Depuis le début des années 80 au siècle dernier je n’ai que très rarement quitté mes pénates pour participer aux grandes migrations se situant entre la semaine du 14 juillet et celle du 15 août. D’abord parce que cette période ne correspond vraiment plus à ma conception même de la notion de vacances. Ensuite en juillet et août je me consacrais à mon rêve secret, celui d’exercer à temps plein le métier de journaliste sportif.

Les débuts en 1982 avaient été tellement grisants (coupe du monde de football en Espagne) que je n’ai ensuite arrêté cette utilisation de la pause estivale pour mon plaisir en 2002. Enfin en devenant durant deux décennies président du comité des fêtes j’avais à préparer souvent avec des idées farfelues le programme du rendez-vous de la rosière. Bref que de bonnes excuses pour ne jamais partir et ne jamais avoir à prononcer le mot de « rentrée »

* **Informations fournies**
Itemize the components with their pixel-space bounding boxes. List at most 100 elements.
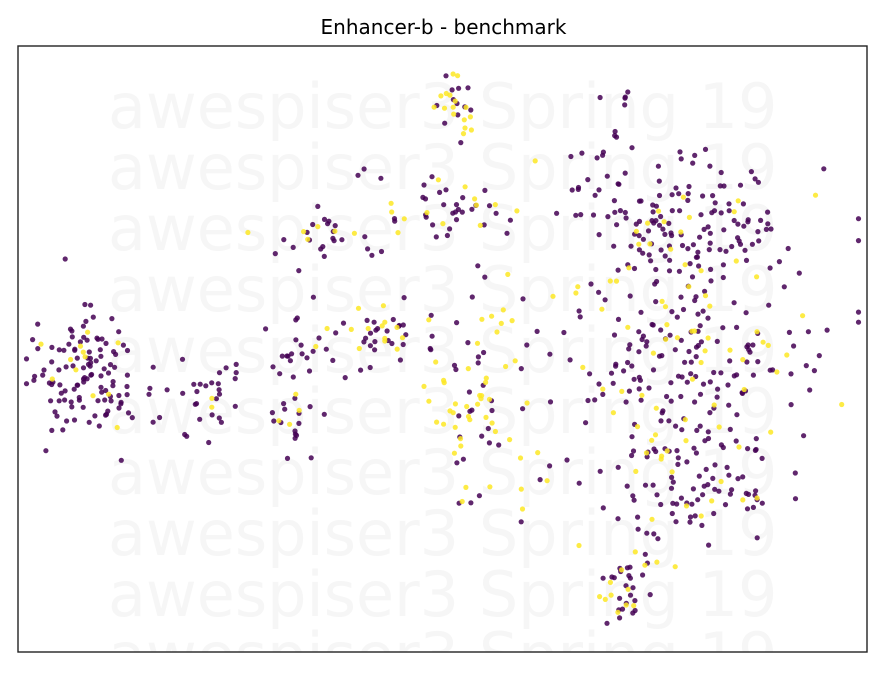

* **Consignes**
(a) Veuillez reproduire à l'identique le passage de l'extrait commençant par « Depuis le début » et se poursuivant jusqu'à « de journaliste sportif. ».
(b) Répondez brièvement à ces questions sur l'extrait :
(i) Dans quel pays s'est déroulée la coupe du monde de football de 1982 ?
(ii) Quel métier la personne qui écrit rêvait-elle d'exercer à temps plein ?
(iii) Pendant combien de décennies a-t-elle présidé le comité des fêtes ?
Le listing n'a aucun rapport avec l'extrait.

* **Résultats des exercices**
(a)
Depuis le début des années 80 au siècle dernier je n’ai que très rarement quitté mes pénates pour participer aux grandes migrations se situant entre la semaine du 14 juillet et celle du 15 août. D’abord parce que cette période ne correspond vraiment plus à ma conception même de la notion de vacances. Ensuite en juillet et août je me consacrais à mon rêve secret, celui d’exercer à temps plein le métier de journaliste sportif.

(b)
(i) En Espagne.
(ii) Journaliste sportif.
(iii) Deux décennies.